- [Data]
-=-=-
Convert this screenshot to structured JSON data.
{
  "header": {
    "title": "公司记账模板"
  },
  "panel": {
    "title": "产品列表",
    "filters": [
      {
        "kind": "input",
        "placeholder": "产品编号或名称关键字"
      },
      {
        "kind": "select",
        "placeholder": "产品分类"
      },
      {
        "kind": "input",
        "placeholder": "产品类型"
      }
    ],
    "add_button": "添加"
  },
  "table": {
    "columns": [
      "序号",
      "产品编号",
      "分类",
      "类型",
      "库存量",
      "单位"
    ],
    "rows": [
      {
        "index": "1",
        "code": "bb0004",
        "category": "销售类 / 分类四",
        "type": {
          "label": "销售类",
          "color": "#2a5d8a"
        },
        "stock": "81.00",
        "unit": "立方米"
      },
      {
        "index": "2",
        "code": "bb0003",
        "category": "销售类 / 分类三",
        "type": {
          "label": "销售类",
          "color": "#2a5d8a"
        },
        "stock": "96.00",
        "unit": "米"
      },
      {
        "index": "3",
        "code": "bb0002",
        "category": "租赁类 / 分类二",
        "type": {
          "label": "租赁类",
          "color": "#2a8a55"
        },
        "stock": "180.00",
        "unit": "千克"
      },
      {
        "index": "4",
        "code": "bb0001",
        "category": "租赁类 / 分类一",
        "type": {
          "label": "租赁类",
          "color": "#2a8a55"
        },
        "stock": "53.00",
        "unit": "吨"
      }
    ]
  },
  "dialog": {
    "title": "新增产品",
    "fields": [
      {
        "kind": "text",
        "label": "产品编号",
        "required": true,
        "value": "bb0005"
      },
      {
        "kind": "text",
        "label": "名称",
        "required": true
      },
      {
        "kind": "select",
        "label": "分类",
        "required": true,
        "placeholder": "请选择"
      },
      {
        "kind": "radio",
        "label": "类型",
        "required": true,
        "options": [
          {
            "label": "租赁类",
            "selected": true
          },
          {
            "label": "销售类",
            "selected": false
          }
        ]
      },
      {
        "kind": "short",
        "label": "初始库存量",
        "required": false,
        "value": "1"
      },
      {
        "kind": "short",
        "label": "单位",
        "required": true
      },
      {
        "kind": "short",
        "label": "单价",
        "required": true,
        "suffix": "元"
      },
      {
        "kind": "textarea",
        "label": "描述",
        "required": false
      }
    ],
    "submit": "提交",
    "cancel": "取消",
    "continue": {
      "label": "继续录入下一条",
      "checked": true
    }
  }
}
-=-=-
- [Written task]
Print every record exactly as it was given.

- [Answer to this problem]
Convert this screenshot to structured JSON data.
{
  "header": {
    "title": "公司记账模板"
  },
  "panel": {
    "title": "产品列表",
    "filters": [
      {
        "kind": "input",
        "placeholder": "产品编号或名称关键字"
      },
      {
        "kind": "select",
        "placeholder": "产品分类"
      },
      {
        "kind": "input",
        "placeholder": "产品类型"
      }
    ],
    "add_button": "添加"
  },
  "table": {
    "columns": [
      "序号",
      "产品编号",
      "分类",
      "类型",
      "库存量",
      "单位"
    ],
    "rows": [
      {
        "index": "1",
        "code": "bb0004",
        "category": "销售类 / 分类四",
        "type": {
          "label": "销售类",
          "color": "#2a5d8a"
        },
        "stock": "81.00",
        "unit": "立方米"
      },
      {
        "index": "2",
        "code": "bb0003",
        "category": "销售类 / 分类三",
        "type": {
          "label": "销售类",
          "color": "#2a5d8a"
        },
        "stock": "96.00",
        "unit": "米"
      },
      {
        "index": "3",
        "code": "bb0002",
        "category": "租赁类 / 分类二",
        "type": {
          "label": "租赁类",
          "color": "#2a8a55"
        },
        "stock": "180.00",
        "unit": "千克"
      },
      {
        "index": "4",
        "code": "bb0001",
        "category": "租赁类 / 分类一",
        "type": {
          "label": "租赁类",
          "color": "#2a8a55"
        },
        "stock": "53.00",
        "unit": "吨"
      }
    ]
  },
  "dialog": {
    "title": "新增产品",
    "fields": [
      {
        "kind": "text",
        "label": "产品编号",
        "required": true,
        "value": "bb0005"
      },
      {
        "kind": "text",
        "label": "名称",
        "required": true
      },
      {
        "kind": "select",
        "label": "分类",
        "required": true,
        "placeholder": "请选择"
      },
      {
        "kind": "radio",
        "label": "类型",
        "required": true,
        "options": [
          {
            "label": "租赁类",
            "selected": true
          },
          {
            "label": "销售类",
            "selected": false
          }
        ]
      },
      {
        "kind": "short",
        "label": "初始库存量",
        "required": false,
        "value": "1"
      },
      {
        "kind": "short",
        "label": "单位",
        "required": true
      },
      {
        "kind": "short",
        "label": "单价",
        "required": true,
        "suffix": "元"
      },
      {
        "kind": "textarea",
        "label": "描述",
        "required": false
      }
    ],
    "submit": "提交",
    "cancel": "取消",
    "continue": {
      "label": "继续录入下一条",
      "checked": true
    }
  }
}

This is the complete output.